* **SOURCE MATERIAL**

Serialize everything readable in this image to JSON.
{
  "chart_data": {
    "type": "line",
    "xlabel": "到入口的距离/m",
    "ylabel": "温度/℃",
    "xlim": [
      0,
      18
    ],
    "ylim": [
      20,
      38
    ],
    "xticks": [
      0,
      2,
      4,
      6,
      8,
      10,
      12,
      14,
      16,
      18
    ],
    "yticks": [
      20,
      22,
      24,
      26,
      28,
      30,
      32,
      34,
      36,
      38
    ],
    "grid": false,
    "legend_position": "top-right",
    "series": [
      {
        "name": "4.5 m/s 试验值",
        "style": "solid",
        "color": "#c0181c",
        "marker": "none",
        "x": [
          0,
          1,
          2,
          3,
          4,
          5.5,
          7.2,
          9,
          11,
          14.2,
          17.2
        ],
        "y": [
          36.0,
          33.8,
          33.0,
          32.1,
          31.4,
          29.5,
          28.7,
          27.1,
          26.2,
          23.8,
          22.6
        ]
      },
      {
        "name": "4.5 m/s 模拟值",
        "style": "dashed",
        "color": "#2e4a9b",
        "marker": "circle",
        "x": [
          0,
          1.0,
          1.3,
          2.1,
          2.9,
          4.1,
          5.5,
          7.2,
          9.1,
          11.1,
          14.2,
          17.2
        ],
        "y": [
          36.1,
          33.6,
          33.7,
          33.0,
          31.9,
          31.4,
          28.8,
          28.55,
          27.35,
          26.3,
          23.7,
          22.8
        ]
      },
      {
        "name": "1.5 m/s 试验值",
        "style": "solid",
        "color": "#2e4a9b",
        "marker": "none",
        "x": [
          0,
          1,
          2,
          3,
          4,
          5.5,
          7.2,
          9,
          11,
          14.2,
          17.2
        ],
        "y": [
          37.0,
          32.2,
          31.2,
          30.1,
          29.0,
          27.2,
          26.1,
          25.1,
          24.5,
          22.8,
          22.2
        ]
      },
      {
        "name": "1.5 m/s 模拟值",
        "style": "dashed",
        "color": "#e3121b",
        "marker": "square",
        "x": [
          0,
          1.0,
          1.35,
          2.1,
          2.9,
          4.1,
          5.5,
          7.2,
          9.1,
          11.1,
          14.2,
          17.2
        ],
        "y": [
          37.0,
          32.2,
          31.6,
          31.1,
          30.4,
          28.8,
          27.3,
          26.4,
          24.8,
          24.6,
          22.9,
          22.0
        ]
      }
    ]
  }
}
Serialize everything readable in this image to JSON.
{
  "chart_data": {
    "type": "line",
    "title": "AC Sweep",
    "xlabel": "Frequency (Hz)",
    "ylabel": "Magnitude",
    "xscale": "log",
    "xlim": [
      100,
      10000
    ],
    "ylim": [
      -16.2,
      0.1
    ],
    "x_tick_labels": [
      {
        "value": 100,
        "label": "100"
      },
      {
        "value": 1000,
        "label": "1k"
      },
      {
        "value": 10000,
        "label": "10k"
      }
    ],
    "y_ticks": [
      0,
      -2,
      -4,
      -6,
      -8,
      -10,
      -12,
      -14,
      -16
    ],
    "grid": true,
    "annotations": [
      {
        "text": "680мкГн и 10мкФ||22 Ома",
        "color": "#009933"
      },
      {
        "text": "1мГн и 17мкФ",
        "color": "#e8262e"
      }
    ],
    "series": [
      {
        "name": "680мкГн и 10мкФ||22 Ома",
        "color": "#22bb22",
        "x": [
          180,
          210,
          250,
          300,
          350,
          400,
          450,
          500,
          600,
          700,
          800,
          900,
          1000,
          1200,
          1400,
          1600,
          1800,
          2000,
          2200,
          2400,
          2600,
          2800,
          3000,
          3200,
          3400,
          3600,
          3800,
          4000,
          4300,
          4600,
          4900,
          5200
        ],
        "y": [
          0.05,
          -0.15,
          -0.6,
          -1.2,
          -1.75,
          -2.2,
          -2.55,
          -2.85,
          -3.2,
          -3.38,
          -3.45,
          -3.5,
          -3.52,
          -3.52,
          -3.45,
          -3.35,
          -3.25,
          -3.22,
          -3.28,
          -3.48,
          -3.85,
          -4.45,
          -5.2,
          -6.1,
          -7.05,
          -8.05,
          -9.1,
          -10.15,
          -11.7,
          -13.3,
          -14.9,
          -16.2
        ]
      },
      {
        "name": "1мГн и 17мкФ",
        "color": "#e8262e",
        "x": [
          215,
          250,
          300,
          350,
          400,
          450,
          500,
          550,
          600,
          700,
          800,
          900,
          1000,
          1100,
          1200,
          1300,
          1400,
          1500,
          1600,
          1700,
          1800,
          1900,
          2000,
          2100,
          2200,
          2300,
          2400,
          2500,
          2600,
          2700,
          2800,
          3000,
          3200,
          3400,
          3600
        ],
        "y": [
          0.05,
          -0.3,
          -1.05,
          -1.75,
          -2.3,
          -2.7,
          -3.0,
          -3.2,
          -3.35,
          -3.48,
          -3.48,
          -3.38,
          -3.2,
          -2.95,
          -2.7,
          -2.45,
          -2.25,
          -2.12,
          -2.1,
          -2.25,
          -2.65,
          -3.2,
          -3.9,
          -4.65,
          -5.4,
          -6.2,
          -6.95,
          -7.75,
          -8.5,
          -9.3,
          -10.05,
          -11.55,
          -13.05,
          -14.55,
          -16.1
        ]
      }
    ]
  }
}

* **REQUIRED TASK**
Nothing in the data may differ; print all of it exactly as written.

* **EXPECTED ANSWER**
Serialize everything readable in this image to JSON.
{
  "chart_data": {
    "type": "line",
    "xlabel": "到入口的距离/m",
    "ylabel": "温度/℃",
    "xlim": [
      0,
      18
    ],
    "ylim": [
      20,
      38
    ],
    "xticks": [
      0,
      2,
      4,
      6,
      8,
      10,
      12,
      14,
      16,
      18
    ],
    "yticks": [
      20,
      22,
      24,
      26,
      28,
      30,
      32,
      34,
      36,
      38
    ],
    "grid": false,
    "legend_position": "top-right",
    "series": [
      {
        "name": "4.5 m/s 试验值",
        "style": "solid",
        "color": "#c0181c",
        "marker": "none",
        "x": [
          0,
          1,
          2,
          3,
          4,
          5.5,
          7.2,
          9,
          11,
          14.2,
          17.2
        ],
        "y": [
          36.0,
          33.8,
          33.0,
          32.1,
          31.4,
          29.5,
          28.7,
          27.1,
          26.2,
          23.8,
          22.6
        ]
      },
      {
        "name": "4.5 m/s 模拟值",
        "style": "dashed",
        "color": "#2e4a9b",
        "marker": "circle",
        "x": [
          0,
          1.0,
          1.3,
          2.1,
          2.9,
          4.1,
          5.5,
          7.2,
          9.1,
          11.1,
          14.2,
          17.2
        ],
        "y": [
          36.1,
          33.6,
          33.7,
          33.0,
          31.9,
          31.4,
          28.8,
          28.55,
          27.35,
          26.3,
          23.7,
          22.8
        ]
      },
      {
        "name": "1.5 m/s 试验值",
        "style": "solid",
        "color": "#2e4a9b",
        "marker": "none",
        "x": [
          0,
          1,
          2,
          3,
          4,
          5.5,
          7.2,
          9,
          11,
          14.2,
          17.2
        ],
        "y": [
          37.0,
          32.2,
          31.2,
          30.1,
          29.0,
          27.2,
          26.1,
          25.1,
          24.5,
          22.8,
          22.2
        ]
      },
      {
        "name": "1.5 m/s 模拟值",
        "style": "dashed",
        "color": "#e3121b",
        "marker": "square",
        "x": [
          0,
          1.0,
          1.35,
          2.1,
          2.9,
          4.1,
          5.5,
          7.2,
          9.1,
          11.1,
          14.2,
          17.2
        ],
        "y": [
          37.0,
          32.2,
          31.6,
          31.1,
          30.4,
          28.8,
          27.3,
          26.4,
          24.8,
          24.6,
          22.9,
          22.0
        ]
      }
    ]
  }
}
Serialize everything readable in this image to JSON.
{
  "chart_data": {
    "type": "line",
    "title": "AC Sweep",
    "xlabel": "Frequency (Hz)",
    "ylabel": "Magnitude",
    "xscale": "log",
    "xlim": [
      100,
      10000
    ],
    "ylim": [
      -16.2,
      0.1
    ],
    "x_tick_labels": [
      {
        "value": 100,
        "label": "100"
      },
      {
        "value": 1000,
        "label": "1k"
      },
      {
        "value": 10000,
        "label": "10k"
      }
    ],
    "y_ticks": [
      0,
      -2,
      -4,
      -6,
      -8,
      -10,
      -12,
      -14,
      -16
    ],
    "grid": true,
    "annotations": [
      {
        "text": "680мкГн и 10мкФ||22 Ома",
        "color": "#009933"
      },
      {
        "text": "1мГн и 17мкФ",
        "color": "#e8262e"
      }
    ],
    "series": [
      {
        "name": "680мкГн и 10мкФ||22 Ома",
        "color": "#22bb22",
        "x": [
          180,
          210,
          250,
          300,
          350,
          400,
          450,
          500,
          600,
          700,
          800,
          900,
          1000,
          1200,
          1400,
          1600,
          1800,
          2000,
          2200,
          2400,
          2600,
          2800,
          3000,
          3200,
          3400,
          3600,
          3800,
          4000,
          4300,
          4600,
          4900,
          5200
        ],
        "y": [
          0.05,
          -0.15,
          -0.6,
          -1.2,
          -1.75,
          -2.2,
          -2.55,
          -2.85,
          -3.2,
          -3.38,
          -3.45,
          -3.5,
          -3.52,
          -3.52,
          -3.45,
          -3.35,
          -3.25,
          -3.22,
          -3.28,
          -3.48,
          -3.85,
          -4.45,
          -5.2,
          -6.1,
          -7.05,
          -8.05,
          -9.1,
          -10.15,
          -11.7,
          -13.3,
          -14.9,
          -16.2
        ]
      },
      {
        "name": "1мГн и 17мкФ",
        "color": "#e8262e",
        "x": [
          215,
          250,
          300,
          350,
          400,
          450,
          500,
          550,
          600,
          700,
          800,
          900,
          1000,
          1100,
          1200,
          1300,
          1400,
          1500,
          1600,
          1700,
          1800,
          1900,
          2000,
          2100,
          2200,
          2300,
          2400,
          2500,
          2600,
          2700,
          2800,
          3000,
          3200,
          3400,
          3600
        ],
        "y": [
          0.05,
          -0.3,
          -1.05,
          -1.75,
          -2.3,
          -2.7,
          -3.0,
          -3.2,
          -3.35,
          -3.48,
          -3.48,
          -3.38,
          -3.2,
          -2.95,
          -2.7,
          -2.45,
          -2.25,
          -2.12,
          -2.1,
          -2.25,
          -2.65,
          -3.2,
          -3.9,
          -4.65,
          -5.4,
          -6.2,
          -6.95,
          -7.75,
          -8.5,
          -9.3,
          -10.05,
          -11.55,
          -13.05,
          -14.55,
          -16.1
        ]
      }
    ]
  }
}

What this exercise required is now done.